_Instructions to follow_
Extract every line from the items below and reproduce each one verbatim, with no changes.
BEGIN Exercise data
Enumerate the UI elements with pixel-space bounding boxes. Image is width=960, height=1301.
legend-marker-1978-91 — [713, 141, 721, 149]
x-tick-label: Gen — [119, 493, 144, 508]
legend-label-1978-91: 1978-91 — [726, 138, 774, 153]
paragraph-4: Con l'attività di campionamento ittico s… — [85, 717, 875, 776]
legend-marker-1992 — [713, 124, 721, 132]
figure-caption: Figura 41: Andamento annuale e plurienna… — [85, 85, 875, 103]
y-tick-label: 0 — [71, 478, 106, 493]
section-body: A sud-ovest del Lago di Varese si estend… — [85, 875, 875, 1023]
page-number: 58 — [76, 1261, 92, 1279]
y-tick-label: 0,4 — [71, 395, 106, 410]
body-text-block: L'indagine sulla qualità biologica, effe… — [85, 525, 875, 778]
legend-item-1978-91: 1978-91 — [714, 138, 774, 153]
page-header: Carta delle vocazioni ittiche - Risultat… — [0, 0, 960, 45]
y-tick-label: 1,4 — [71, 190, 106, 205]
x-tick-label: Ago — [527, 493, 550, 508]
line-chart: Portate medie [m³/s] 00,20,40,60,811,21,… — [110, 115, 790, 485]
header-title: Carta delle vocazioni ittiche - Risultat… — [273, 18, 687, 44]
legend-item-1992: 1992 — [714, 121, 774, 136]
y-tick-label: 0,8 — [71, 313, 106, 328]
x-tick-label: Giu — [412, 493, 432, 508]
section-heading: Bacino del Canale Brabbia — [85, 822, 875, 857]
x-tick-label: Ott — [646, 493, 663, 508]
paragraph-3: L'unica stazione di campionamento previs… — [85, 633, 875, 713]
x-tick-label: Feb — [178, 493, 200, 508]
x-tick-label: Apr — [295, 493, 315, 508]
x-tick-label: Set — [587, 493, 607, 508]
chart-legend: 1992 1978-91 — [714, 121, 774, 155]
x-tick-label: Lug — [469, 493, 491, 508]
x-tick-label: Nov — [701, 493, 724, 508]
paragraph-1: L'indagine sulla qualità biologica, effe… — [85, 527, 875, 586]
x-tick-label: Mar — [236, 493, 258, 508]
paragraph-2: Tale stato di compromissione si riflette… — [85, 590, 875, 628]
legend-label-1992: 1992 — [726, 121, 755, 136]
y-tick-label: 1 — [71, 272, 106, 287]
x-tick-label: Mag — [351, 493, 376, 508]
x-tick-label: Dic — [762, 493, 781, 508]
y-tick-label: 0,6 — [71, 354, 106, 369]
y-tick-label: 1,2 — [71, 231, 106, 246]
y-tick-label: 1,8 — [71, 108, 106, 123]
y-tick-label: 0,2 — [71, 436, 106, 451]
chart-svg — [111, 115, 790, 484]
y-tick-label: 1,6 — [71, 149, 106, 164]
END Exercise data
_Exercise result_
Enumerate the UI elements with pixel-space bounding boxes. Image is width=960, height=1301.
legend-marker-1978-91 — [713, 141, 721, 149]
x-tick-label: Gen — [119, 493, 144, 508]
legend-label-1978-91: 1978-91 — [726, 138, 774, 153]
paragraph-4: Con l'attività di campionamento ittico s… — [85, 717, 875, 776]
legend-marker-1992 — [713, 124, 721, 132]
figure-caption: Figura 41: Andamento annuale e plurienna… — [85, 85, 875, 103]
y-tick-label: 0 — [71, 478, 106, 493]
section-body: A sud-ovest del Lago di Varese si estend… — [85, 875, 875, 1023]
page-number: 58 — [76, 1261, 92, 1279]
y-tick-label: 0,4 — [71, 395, 106, 410]
body-text-block: L'indagine sulla qualità biologica, effe… — [85, 525, 875, 778]
legend-item-1978-91: 1978-91 — [714, 138, 774, 153]
page-header: Carta delle vocazioni ittiche - Risultat… — [0, 0, 960, 45]
y-tick-label: 1,4 — [71, 190, 106, 205]
x-tick-label: Ago — [527, 493, 550, 508]
line-chart: Portate medie [m³/s] 00,20,40,60,811,21,… — [110, 115, 790, 485]
header-title: Carta delle vocazioni ittiche - Risultat… — [273, 18, 687, 44]
legend-item-1992: 1992 — [714, 121, 774, 136]
y-tick-label: 0,8 — [71, 313, 106, 328]
x-tick-label: Giu — [412, 493, 432, 508]
section-heading: Bacino del Canale Brabbia — [85, 822, 875, 857]
x-tick-label: Ott — [646, 493, 663, 508]
paragraph-3: L'unica stazione di campionamento previs… — [85, 633, 875, 713]
x-tick-label: Feb — [178, 493, 200, 508]
x-tick-label: Apr — [295, 493, 315, 508]
x-tick-label: Set — [587, 493, 607, 508]
chart-legend: 1992 1978-91 — [714, 121, 774, 155]
x-tick-label: Lug — [469, 493, 491, 508]
x-tick-label: Nov — [701, 493, 724, 508]
paragraph-1: L'indagine sulla qualità biologica, effe… — [85, 527, 875, 586]
x-tick-label: Mar — [236, 493, 258, 508]
paragraph-2: Tale stato di compromissione si riflette… — [85, 590, 875, 628]
legend-label-1992: 1992 — [726, 121, 755, 136]
y-tick-label: 1 — [71, 272, 106, 287]
x-tick-label: Mag — [351, 493, 376, 508]
x-tick-label: Dic — [762, 493, 781, 508]
y-tick-label: 0,6 — [71, 354, 106, 369]
y-tick-label: 1,2 — [71, 231, 106, 246]
y-tick-label: 1,8 — [71, 108, 106, 123]
y-tick-label: 0,2 — [71, 436, 106, 451]
chart-svg — [111, 115, 790, 484]
y-tick-label: 1,6 — [71, 149, 106, 164]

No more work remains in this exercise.